### Request
Check every line of the entries for "Output", and copy the lines that hold it.

──────────

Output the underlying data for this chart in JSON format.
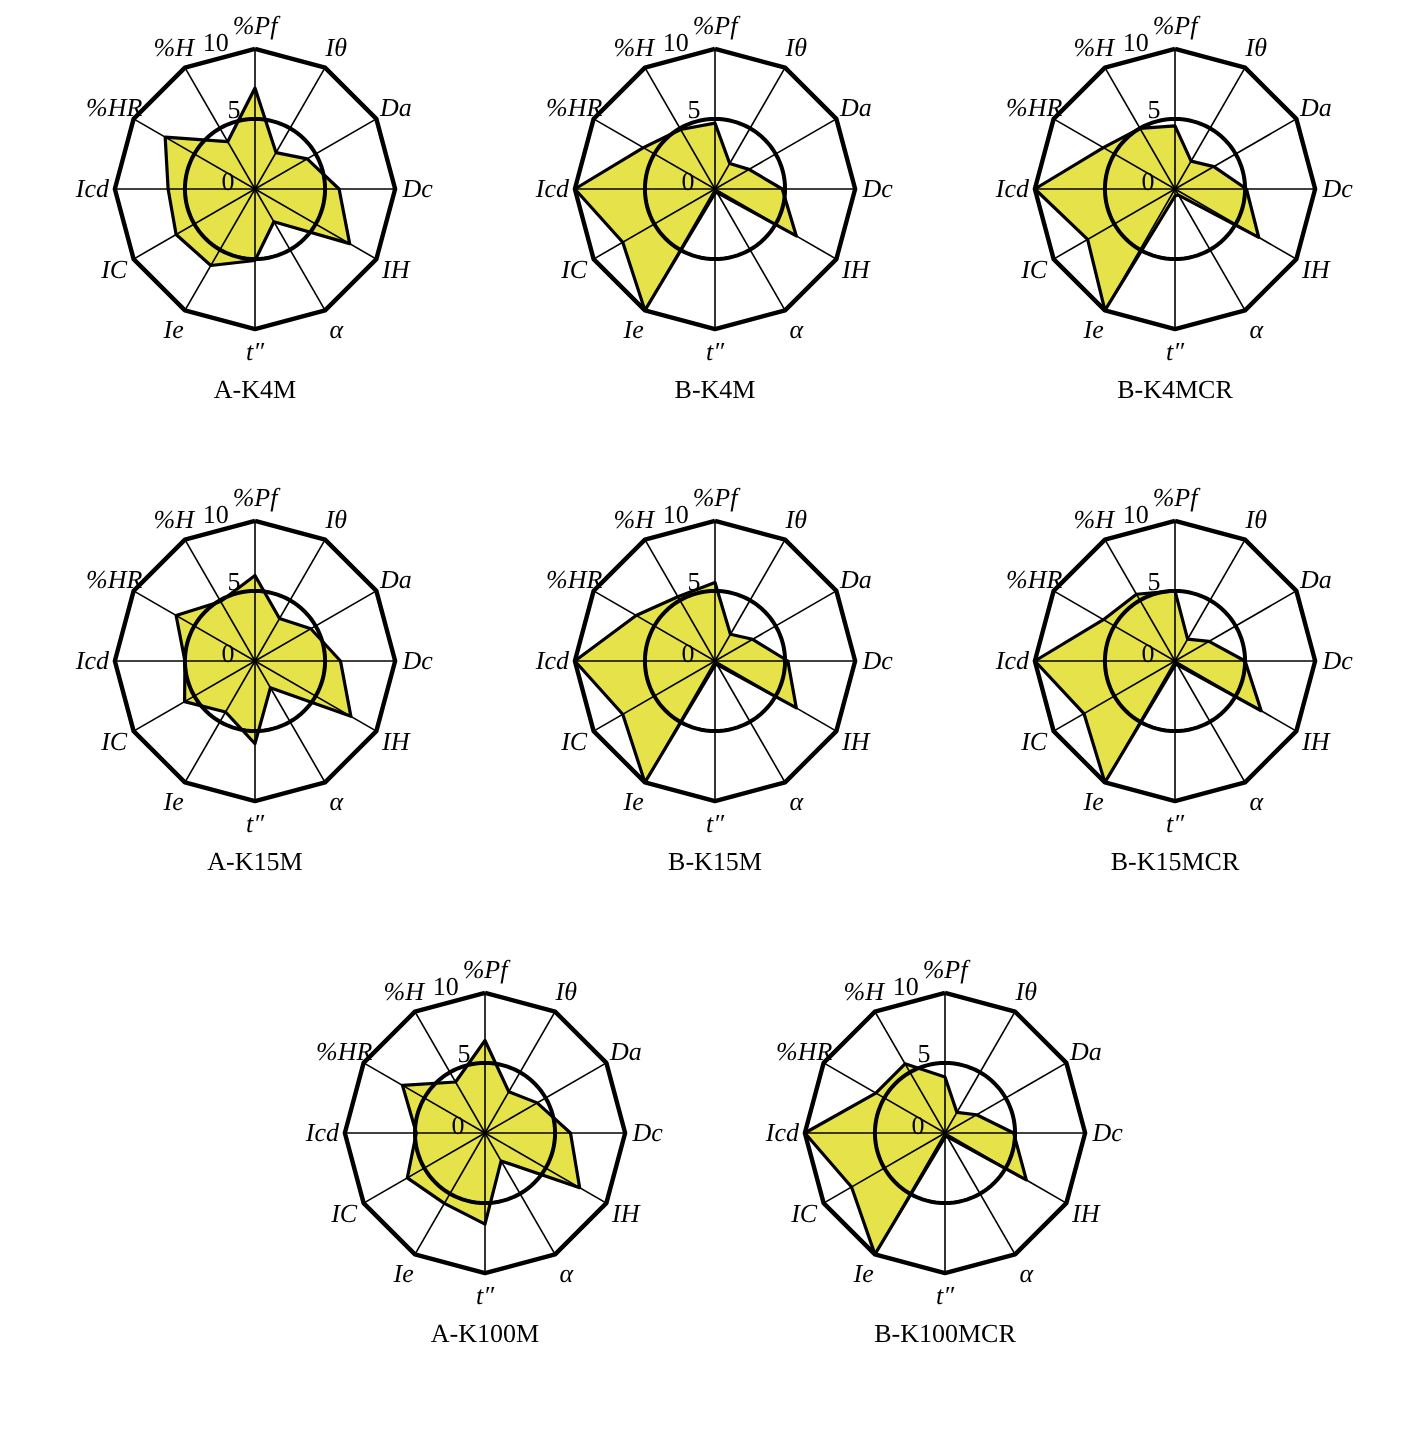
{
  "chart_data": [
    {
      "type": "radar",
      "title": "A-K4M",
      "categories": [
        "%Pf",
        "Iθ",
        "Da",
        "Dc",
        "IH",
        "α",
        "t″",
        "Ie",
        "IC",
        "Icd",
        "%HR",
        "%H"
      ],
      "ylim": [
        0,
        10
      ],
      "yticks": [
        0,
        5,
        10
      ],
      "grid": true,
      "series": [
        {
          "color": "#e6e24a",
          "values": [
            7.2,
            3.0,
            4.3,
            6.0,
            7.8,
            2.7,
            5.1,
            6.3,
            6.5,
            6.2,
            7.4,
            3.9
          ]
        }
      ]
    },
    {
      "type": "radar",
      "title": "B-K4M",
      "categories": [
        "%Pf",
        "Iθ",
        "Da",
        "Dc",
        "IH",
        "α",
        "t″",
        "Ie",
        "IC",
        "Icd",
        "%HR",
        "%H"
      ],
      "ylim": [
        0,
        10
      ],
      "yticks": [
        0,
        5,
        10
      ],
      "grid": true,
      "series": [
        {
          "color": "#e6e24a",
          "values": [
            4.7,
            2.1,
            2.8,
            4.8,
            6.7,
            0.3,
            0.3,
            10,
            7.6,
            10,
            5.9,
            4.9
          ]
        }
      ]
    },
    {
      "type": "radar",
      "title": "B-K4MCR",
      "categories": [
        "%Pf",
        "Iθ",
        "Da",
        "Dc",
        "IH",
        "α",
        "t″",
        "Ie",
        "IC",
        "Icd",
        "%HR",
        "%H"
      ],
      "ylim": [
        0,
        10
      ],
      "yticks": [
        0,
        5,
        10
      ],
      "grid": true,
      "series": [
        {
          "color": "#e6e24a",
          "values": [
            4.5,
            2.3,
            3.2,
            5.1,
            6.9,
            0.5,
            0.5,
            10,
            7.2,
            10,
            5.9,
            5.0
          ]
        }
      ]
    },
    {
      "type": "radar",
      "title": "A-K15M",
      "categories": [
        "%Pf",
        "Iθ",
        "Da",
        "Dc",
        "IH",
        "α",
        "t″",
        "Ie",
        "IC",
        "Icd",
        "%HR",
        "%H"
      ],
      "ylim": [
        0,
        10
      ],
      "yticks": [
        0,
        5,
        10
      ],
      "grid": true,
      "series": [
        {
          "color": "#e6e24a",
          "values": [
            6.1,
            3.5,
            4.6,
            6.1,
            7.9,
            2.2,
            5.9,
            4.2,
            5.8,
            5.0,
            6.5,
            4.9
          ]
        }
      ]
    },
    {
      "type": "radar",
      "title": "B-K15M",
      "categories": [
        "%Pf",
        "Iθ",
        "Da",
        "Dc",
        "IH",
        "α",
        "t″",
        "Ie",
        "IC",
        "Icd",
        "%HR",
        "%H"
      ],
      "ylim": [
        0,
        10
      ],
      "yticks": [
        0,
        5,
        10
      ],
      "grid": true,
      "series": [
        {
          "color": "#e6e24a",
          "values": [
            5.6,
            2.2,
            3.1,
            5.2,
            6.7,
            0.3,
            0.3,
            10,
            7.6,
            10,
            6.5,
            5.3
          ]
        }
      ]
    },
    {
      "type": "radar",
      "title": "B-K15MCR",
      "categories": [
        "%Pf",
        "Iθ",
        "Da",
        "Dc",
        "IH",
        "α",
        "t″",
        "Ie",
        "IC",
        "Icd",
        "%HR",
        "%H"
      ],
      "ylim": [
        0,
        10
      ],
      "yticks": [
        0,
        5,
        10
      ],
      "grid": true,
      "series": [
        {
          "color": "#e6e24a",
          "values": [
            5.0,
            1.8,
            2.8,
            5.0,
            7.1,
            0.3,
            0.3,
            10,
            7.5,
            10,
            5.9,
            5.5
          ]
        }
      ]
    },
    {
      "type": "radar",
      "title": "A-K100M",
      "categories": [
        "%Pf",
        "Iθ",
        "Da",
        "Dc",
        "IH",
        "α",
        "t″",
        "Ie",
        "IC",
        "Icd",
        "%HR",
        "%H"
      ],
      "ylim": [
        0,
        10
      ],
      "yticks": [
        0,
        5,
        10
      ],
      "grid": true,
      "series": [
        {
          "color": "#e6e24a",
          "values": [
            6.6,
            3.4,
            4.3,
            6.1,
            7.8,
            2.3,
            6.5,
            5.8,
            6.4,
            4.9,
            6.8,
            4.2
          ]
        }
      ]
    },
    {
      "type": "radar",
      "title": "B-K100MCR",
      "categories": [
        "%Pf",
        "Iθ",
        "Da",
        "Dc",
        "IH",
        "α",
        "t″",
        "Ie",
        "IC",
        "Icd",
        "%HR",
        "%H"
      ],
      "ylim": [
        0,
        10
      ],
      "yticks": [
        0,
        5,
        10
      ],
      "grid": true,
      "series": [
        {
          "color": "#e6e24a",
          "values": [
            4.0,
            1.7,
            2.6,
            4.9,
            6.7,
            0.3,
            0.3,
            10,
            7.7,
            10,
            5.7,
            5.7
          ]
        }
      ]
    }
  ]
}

──────────

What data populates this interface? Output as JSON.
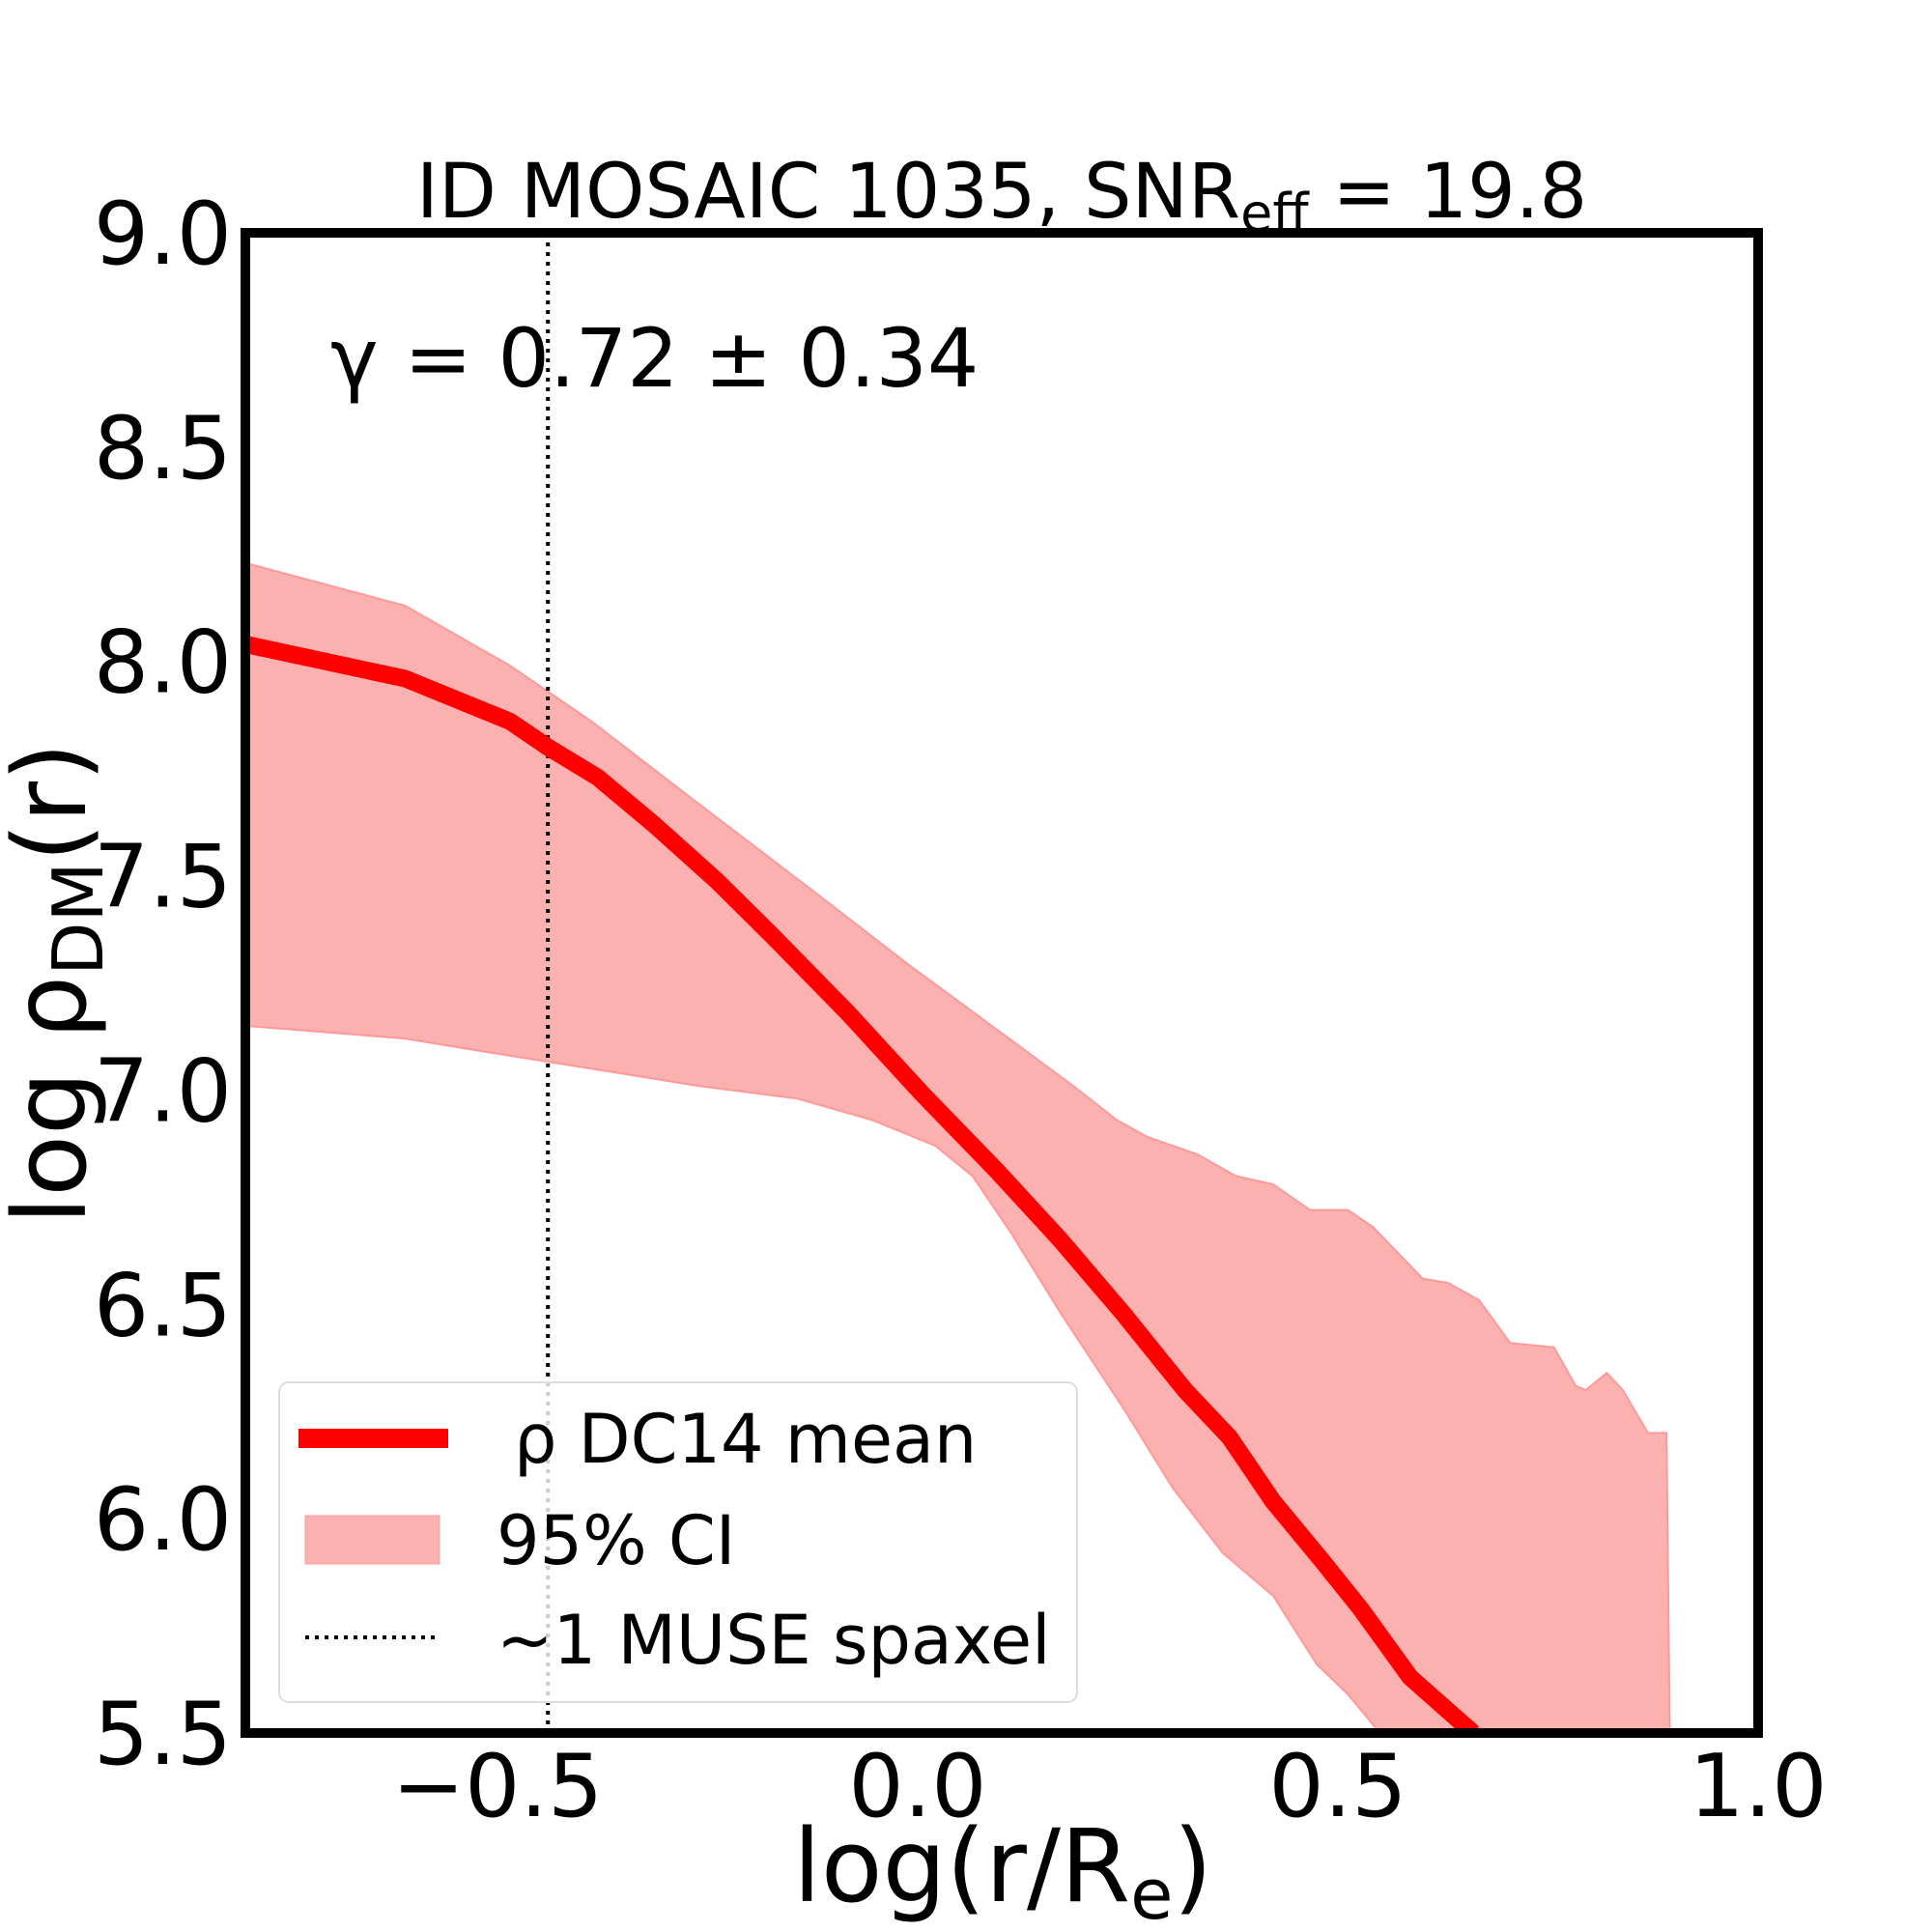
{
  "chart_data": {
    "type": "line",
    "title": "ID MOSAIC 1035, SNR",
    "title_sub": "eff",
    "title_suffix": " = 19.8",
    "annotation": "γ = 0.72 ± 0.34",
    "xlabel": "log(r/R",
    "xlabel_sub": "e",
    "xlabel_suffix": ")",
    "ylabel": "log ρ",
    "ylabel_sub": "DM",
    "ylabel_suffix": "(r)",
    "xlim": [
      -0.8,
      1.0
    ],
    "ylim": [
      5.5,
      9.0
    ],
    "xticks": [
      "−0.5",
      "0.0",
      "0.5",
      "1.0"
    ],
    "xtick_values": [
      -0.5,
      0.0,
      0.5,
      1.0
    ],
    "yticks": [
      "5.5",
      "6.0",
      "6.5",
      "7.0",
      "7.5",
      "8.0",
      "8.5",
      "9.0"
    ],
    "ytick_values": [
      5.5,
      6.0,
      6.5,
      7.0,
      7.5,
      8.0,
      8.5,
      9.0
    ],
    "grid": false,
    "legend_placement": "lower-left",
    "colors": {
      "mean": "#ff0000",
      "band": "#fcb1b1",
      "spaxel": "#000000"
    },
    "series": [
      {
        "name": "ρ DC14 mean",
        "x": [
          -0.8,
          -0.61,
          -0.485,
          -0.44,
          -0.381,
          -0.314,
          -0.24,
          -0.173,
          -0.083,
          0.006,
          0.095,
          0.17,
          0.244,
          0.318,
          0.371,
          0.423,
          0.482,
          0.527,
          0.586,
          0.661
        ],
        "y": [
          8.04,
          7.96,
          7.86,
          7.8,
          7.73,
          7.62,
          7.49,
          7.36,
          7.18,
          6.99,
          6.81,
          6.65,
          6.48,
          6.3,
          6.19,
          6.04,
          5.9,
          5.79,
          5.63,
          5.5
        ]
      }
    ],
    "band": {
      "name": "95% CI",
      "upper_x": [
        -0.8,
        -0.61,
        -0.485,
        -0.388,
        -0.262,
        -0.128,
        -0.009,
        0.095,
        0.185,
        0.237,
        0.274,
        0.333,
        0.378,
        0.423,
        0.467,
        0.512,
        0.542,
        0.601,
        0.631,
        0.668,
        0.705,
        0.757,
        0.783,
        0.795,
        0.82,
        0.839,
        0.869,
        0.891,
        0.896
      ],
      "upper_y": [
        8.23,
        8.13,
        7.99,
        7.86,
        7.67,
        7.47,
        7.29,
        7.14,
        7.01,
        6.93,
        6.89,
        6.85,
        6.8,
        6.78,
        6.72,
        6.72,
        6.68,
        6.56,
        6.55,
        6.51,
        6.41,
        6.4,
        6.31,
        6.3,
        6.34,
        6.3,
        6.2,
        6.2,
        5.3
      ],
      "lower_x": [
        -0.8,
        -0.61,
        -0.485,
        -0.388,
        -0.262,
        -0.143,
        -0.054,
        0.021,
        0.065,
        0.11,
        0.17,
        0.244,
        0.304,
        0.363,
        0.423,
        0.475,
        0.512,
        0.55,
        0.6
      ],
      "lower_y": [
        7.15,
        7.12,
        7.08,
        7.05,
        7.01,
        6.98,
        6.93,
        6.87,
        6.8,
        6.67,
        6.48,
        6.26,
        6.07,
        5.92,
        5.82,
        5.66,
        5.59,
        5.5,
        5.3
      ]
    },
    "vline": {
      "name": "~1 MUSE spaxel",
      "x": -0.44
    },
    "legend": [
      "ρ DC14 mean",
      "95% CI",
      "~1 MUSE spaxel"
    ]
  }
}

──────────

### Completed task
Output the underlying data for this chart in JSON format.
What data populates this interface? Output as JSON.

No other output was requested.